BEGIN Available records

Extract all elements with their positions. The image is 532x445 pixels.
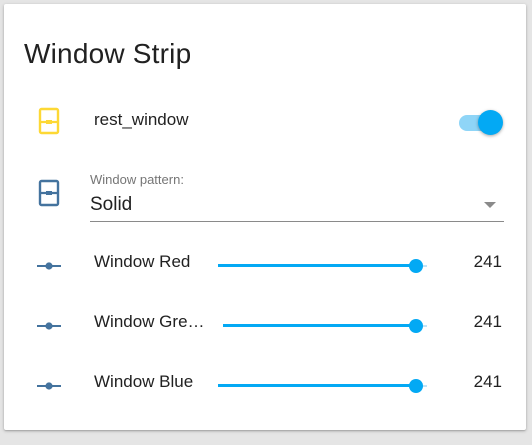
slider-fill <box>223 324 416 327</box>
dropdown-value: Solid <box>90 194 133 215</box>
ray-vertex-icon <box>37 262 61 270</box>
slider-value: 241 <box>473 252 502 271</box>
slider-knob[interactable] <box>408 319 423 333</box>
slider-fill <box>218 264 416 267</box>
slider-label: Window Gre… <box>94 312 205 331</box>
brightness-slider[interactable] <box>218 256 427 276</box>
window-pattern-dropdown[interactable]: Window pattern: Solid <box>90 170 504 222</box>
dropdown-underline <box>90 221 504 222</box>
ray-vertex-icon <box>37 322 61 330</box>
slider-knob[interactable] <box>408 259 423 273</box>
card-title: Window Strip <box>24 38 192 69</box>
slider-fill <box>218 384 416 387</box>
dropdown-label: Window pattern: <box>90 172 184 187</box>
slider-value: 241 <box>473 372 502 391</box>
brightness-slider[interactable] <box>218 376 427 396</box>
switch-label: rest_window <box>94 110 189 129</box>
ray-vertex-icon <box>37 382 61 390</box>
window-shutter-open-icon[interactable] <box>38 107 60 135</box>
chevron-down-icon[interactable] <box>484 202 496 208</box>
rest-window-toggle[interactable] <box>457 108 509 136</box>
slider-knob[interactable] <box>408 379 423 393</box>
slider-label: Window Red <box>94 252 191 271</box>
entity-card: Window Strip rest_window Window pattern:… <box>4 4 526 430</box>
slider-label: Window Blue <box>94 372 194 391</box>
slider-value: 241 <box>473 312 502 331</box>
toggle-thumb <box>478 110 503 135</box>
brightness-slider[interactable] <box>223 316 427 336</box>
window-shutter-icon <box>38 179 60 207</box>
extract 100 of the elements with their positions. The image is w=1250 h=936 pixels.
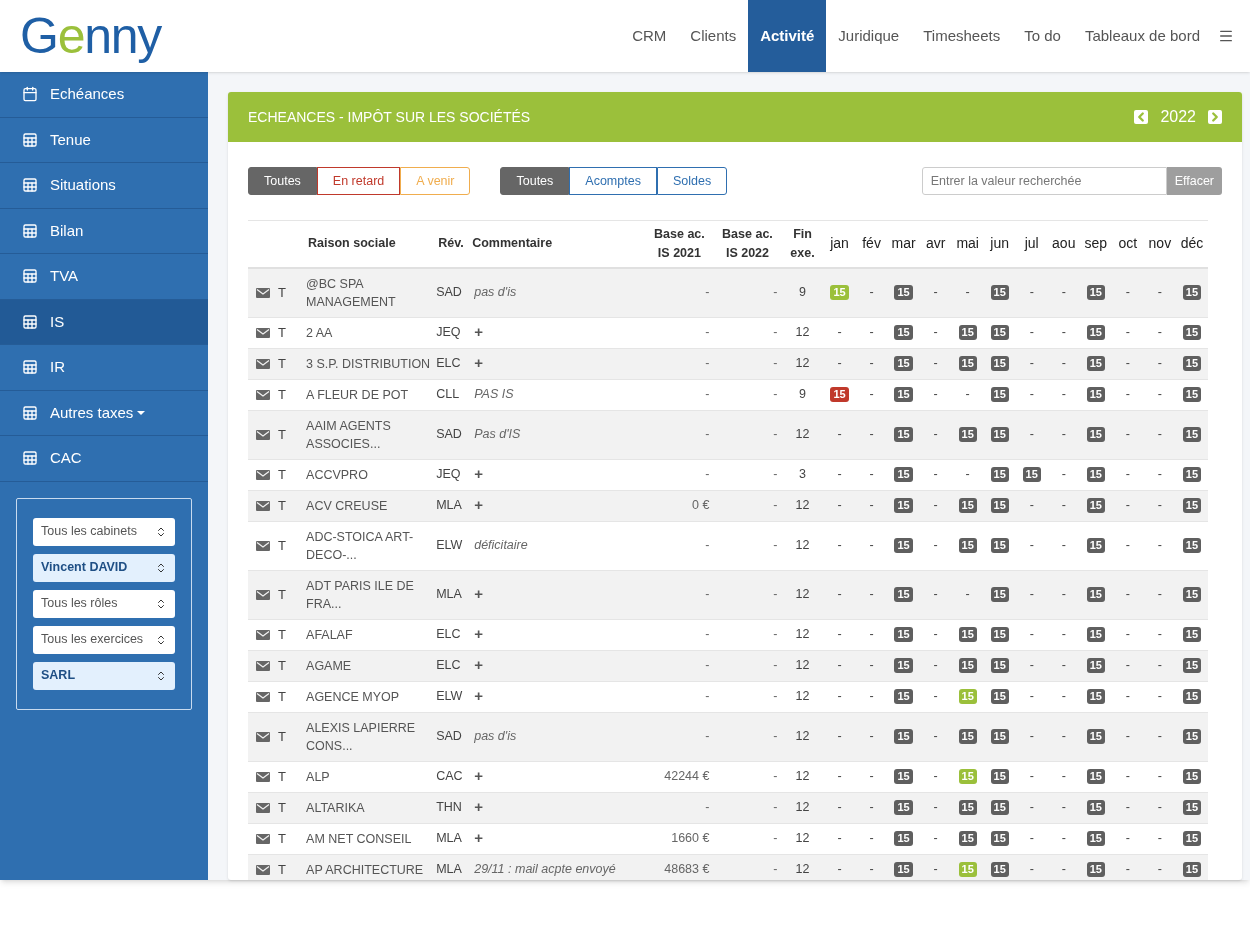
add-comment-link[interactable]: + (474, 798, 483, 816)
due-date-badge[interactable]: 15 (958, 325, 977, 341)
comment-text[interactable]: déficitaire (474, 538, 528, 553)
company-name[interactable]: ALP (306, 767, 437, 786)
due-date-badge[interactable]: 15 (1086, 498, 1105, 514)
due-date-badge[interactable]: 15 (990, 498, 1009, 514)
type-filter-button[interactable]: Soldes (656, 167, 728, 195)
due-date-badge[interactable]: 15 (958, 427, 977, 443)
due-date-badge[interactable]: 15 (1086, 285, 1105, 301)
due-date-badge[interactable]: 15 (894, 800, 913, 816)
due-date-badge[interactable]: 15 (958, 831, 977, 847)
envelope-icon[interactable] (256, 358, 270, 369)
comment-text[interactable]: pas d'is (474, 729, 517, 744)
filter-select[interactable]: Tous les exercices (33, 625, 175, 654)
company-name[interactable]: AP ARCHITECTURE (306, 860, 437, 879)
envelope-icon[interactable] (256, 771, 270, 782)
search-field[interactable]: Entrer la valeur recherchée (921, 167, 1167, 195)
nav-tab[interactable]: Timesheets (911, 0, 1013, 72)
company-name[interactable]: 2 AA (306, 323, 437, 342)
logo[interactable]: Genny (20, 11, 162, 61)
company-name[interactable]: ADT PARIS ILE DE FRA... (306, 576, 437, 613)
add-comment-link[interactable]: + (474, 496, 483, 514)
due-date-badge[interactable]: 15 (1086, 800, 1105, 816)
due-date-badge[interactable]: 15 (958, 800, 977, 816)
nav-tab[interactable]: Activité (748, 0, 827, 72)
due-date-badge[interactable]: 15 (894, 729, 913, 745)
due-date-badge[interactable]: 15 (894, 769, 913, 785)
due-date-badge[interactable]: 15 (990, 800, 1009, 816)
due-date-badge[interactable]: 15 (894, 325, 913, 341)
company-name[interactable]: ALTARIKA (306, 798, 437, 817)
type-filter-button[interactable]: Acomptes (569, 167, 657, 195)
due-date-badge[interactable]: 15 (1086, 769, 1105, 785)
due-date-badge[interactable]: 15 (1182, 325, 1202, 341)
envelope-icon[interactable] (256, 389, 270, 400)
due-date-badge[interactable]: 15 (1086, 467, 1105, 483)
due-date-badge[interactable]: 15 (1182, 831, 1202, 847)
filter-select[interactable]: Vincent DAVID (33, 553, 175, 582)
add-comment-link[interactable]: + (474, 687, 483, 705)
menu-icon[interactable] (1218, 28, 1234, 44)
add-comment-link[interactable]: + (474, 354, 483, 372)
due-date-badge[interactable]: 15 (1086, 325, 1105, 341)
due-date-badge[interactable]: 15 (894, 862, 913, 878)
due-date-badge[interactable]: 15 (1086, 831, 1105, 847)
due-date-badge[interactable]: 15 (958, 538, 977, 554)
add-comment-link[interactable]: + (474, 656, 483, 674)
envelope-icon[interactable] (256, 833, 270, 844)
due-date-badge[interactable]: 15 (990, 627, 1009, 643)
due-date-badge[interactable]: 15 (1086, 862, 1105, 878)
comment-text[interactable]: Pas d'IS (474, 427, 521, 442)
envelope-icon[interactable] (256, 660, 270, 671)
due-date-badge[interactable]: 15 (1086, 538, 1105, 554)
due-date-badge[interactable]: 15 (1182, 427, 1202, 443)
due-date-badge[interactable]: 15 (1182, 800, 1202, 816)
due-date-badge[interactable]: 15 (894, 285, 913, 301)
due-date-badge[interactable]: 15 (990, 587, 1009, 603)
due-date-badge[interactable]: 15 (1182, 356, 1202, 372)
company-name[interactable]: ACCVPRO (306, 465, 437, 484)
due-date-badge[interactable]: 15 (1182, 729, 1202, 745)
add-comment-link[interactable]: + (474, 585, 483, 603)
company-name[interactable]: ADC-STOICA ART-DECO-... (306, 527, 437, 564)
due-date-badge[interactable]: 15 (830, 387, 849, 403)
envelope-icon[interactable] (256, 540, 270, 551)
comment-text[interactable]: pas d'is (474, 285, 517, 300)
due-date-badge[interactable]: 15 (990, 467, 1009, 483)
filter-select[interactable]: Tous les rôles (33, 589, 175, 618)
nav-tab[interactable]: CRM (620, 0, 679, 72)
filter-select[interactable]: SARL (33, 661, 175, 690)
type-filter-button[interactable]: Toutes (500, 167, 570, 195)
due-date-badge[interactable]: 15 (894, 387, 913, 403)
due-date-badge[interactable]: 15 (990, 356, 1009, 372)
sidebar-item[interactable]: IS (0, 299, 208, 345)
company-name[interactable]: AGENCE MYOP (306, 687, 437, 706)
company-name[interactable]: @BC SPA MANAGEMENT (306, 274, 437, 311)
due-date-badge[interactable]: 15 (1182, 285, 1202, 301)
due-date-badge[interactable]: 15 (1022, 467, 1041, 483)
due-date-badge[interactable]: 15 (990, 658, 1009, 674)
nav-tab[interactable]: Juridique (826, 0, 912, 72)
due-date-badge[interactable]: 15 (958, 498, 977, 514)
due-date-badge[interactable]: 15 (958, 356, 977, 372)
due-date-badge[interactable]: 15 (1086, 427, 1105, 443)
due-date-badge[interactable]: 15 (1086, 729, 1105, 745)
envelope-icon[interactable] (256, 731, 270, 742)
due-date-badge[interactable]: 15 (1086, 627, 1105, 643)
due-date-badge[interactable]: 15 (894, 498, 913, 514)
nav-tab[interactable]: Clients (678, 0, 749, 72)
add-comment-link[interactable]: + (474, 829, 483, 847)
due-date-badge[interactable]: 15 (958, 729, 977, 745)
due-date-badge[interactable]: 15 (1086, 587, 1105, 603)
due-date-badge[interactable]: 15 (990, 689, 1009, 705)
envelope-icon[interactable] (256, 629, 270, 640)
due-date-badge[interactable]: 15 (894, 831, 913, 847)
company-name[interactable]: ALEXIS LAPIERRE CONS... (306, 718, 437, 755)
company-name[interactable]: AGAME (306, 656, 437, 675)
envelope-icon[interactable] (256, 864, 270, 875)
envelope-icon[interactable] (256, 429, 270, 440)
due-date-badge[interactable]: 15 (894, 356, 913, 372)
comment-text[interactable]: PAS IS (474, 387, 514, 402)
nav-tab[interactable]: Tableaux de bord (1072, 0, 1212, 72)
due-date-badge[interactable]: 15 (990, 325, 1009, 341)
due-date-badge[interactable]: 15 (1086, 387, 1105, 403)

END Available records

**Objective**
Pick out each line of the listing above that contains the word "Strip", counting only matches with the same capitalization.

**Exercise response**
card-title: Window Strip <box>24 38 192 69</box>
entity-card: Window Strip rest_window Window pattern:… <box>4 4 526 430</box>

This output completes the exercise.